What the exercise asks:
Write out the records beneath this line exactly as they appear, minus any images.

━━ Recorded information ━━

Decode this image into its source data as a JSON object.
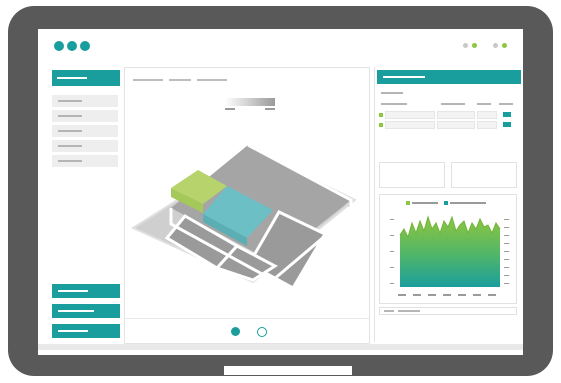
{
  "device": {
    "type": "tablet-frame"
  },
  "window": {
    "left_dots": [
      "dot",
      "dot",
      "dot"
    ],
    "right_indicators": [
      {
        "colors": [
          "#c8c8c8",
          "#8dc63f"
        ]
      },
      {
        "colors": [
          "#c8c8c8",
          "#8dc63f"
        ]
      }
    ]
  },
  "sidebar": {
    "header_color": "#1a9e9d",
    "items": [
      "item",
      "item",
      "item",
      "item",
      "item"
    ],
    "bottom_buttons": [
      "button",
      "button",
      "button"
    ]
  },
  "main": {
    "breadcrumb_segments": 3,
    "floorplan_rooms": [
      {
        "name": "room-green",
        "color": "#a5c85a"
      },
      {
        "name": "room-teal",
        "color": "#5aaeb4"
      },
      {
        "name": "room-grey-large",
        "color": "#9a9a9a"
      },
      {
        "name": "room-grey-small",
        "color": "#9a9a9a"
      },
      {
        "name": "room-grey-corridor",
        "color": "#9a9a9a"
      }
    ],
    "pagination": {
      "pages": 2,
      "active_index": 0
    }
  },
  "right_panel": {
    "table_rows": 2,
    "legend_colors": [
      "#8dc63f",
      "#1a9e9d"
    ],
    "chart_colors": [
      "#8dc63f",
      "#1a9e9d"
    ]
  },
  "colors": {
    "accent": "#1a9e9d",
    "green": "#8dc63f",
    "frame": "#595959"
  }
}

━━━

Problem solution:
Decode this image into its source data as a JSON object.
{
  "device": {
    "type": "tablet-frame"
  },
  "window": {
    "left_dots": [
      "dot",
      "dot",
      "dot"
    ],
    "right_indicators": [
      {
        "colors": [
          "#c8c8c8",
          "#8dc63f"
        ]
      },
      {
        "colors": [
          "#c8c8c8",
          "#8dc63f"
        ]
      }
    ]
  },
  "sidebar": {
    "header_color": "#1a9e9d",
    "items": [
      "item",
      "item",
      "item",
      "item",
      "item"
    ],
    "bottom_buttons": [
      "button",
      "button",
      "button"
    ]
  },
  "main": {
    "breadcrumb_segments": 3,
    "floorplan_rooms": [
      {
        "name": "room-green",
        "color": "#a5c85a"
      },
      {
        "name": "room-teal",
        "color": "#5aaeb4"
      },
      {
        "name": "room-grey-large",
        "color": "#9a9a9a"
      },
      {
        "name": "room-grey-small",
        "color": "#9a9a9a"
      },
      {
        "name": "room-grey-corridor",
        "color": "#9a9a9a"
      }
    ],
    "pagination": {
      "pages": 2,
      "active_index": 0
    }
  },
  "right_panel": {
    "table_rows": 2,
    "legend_colors": [
      "#8dc63f",
      "#1a9e9d"
    ],
    "chart_colors": [
      "#8dc63f",
      "#1a9e9d"
    ]
  },
  "colors": {
    "accent": "#1a9e9d",
    "green": "#8dc63f",
    "frame": "#595959"
  }
}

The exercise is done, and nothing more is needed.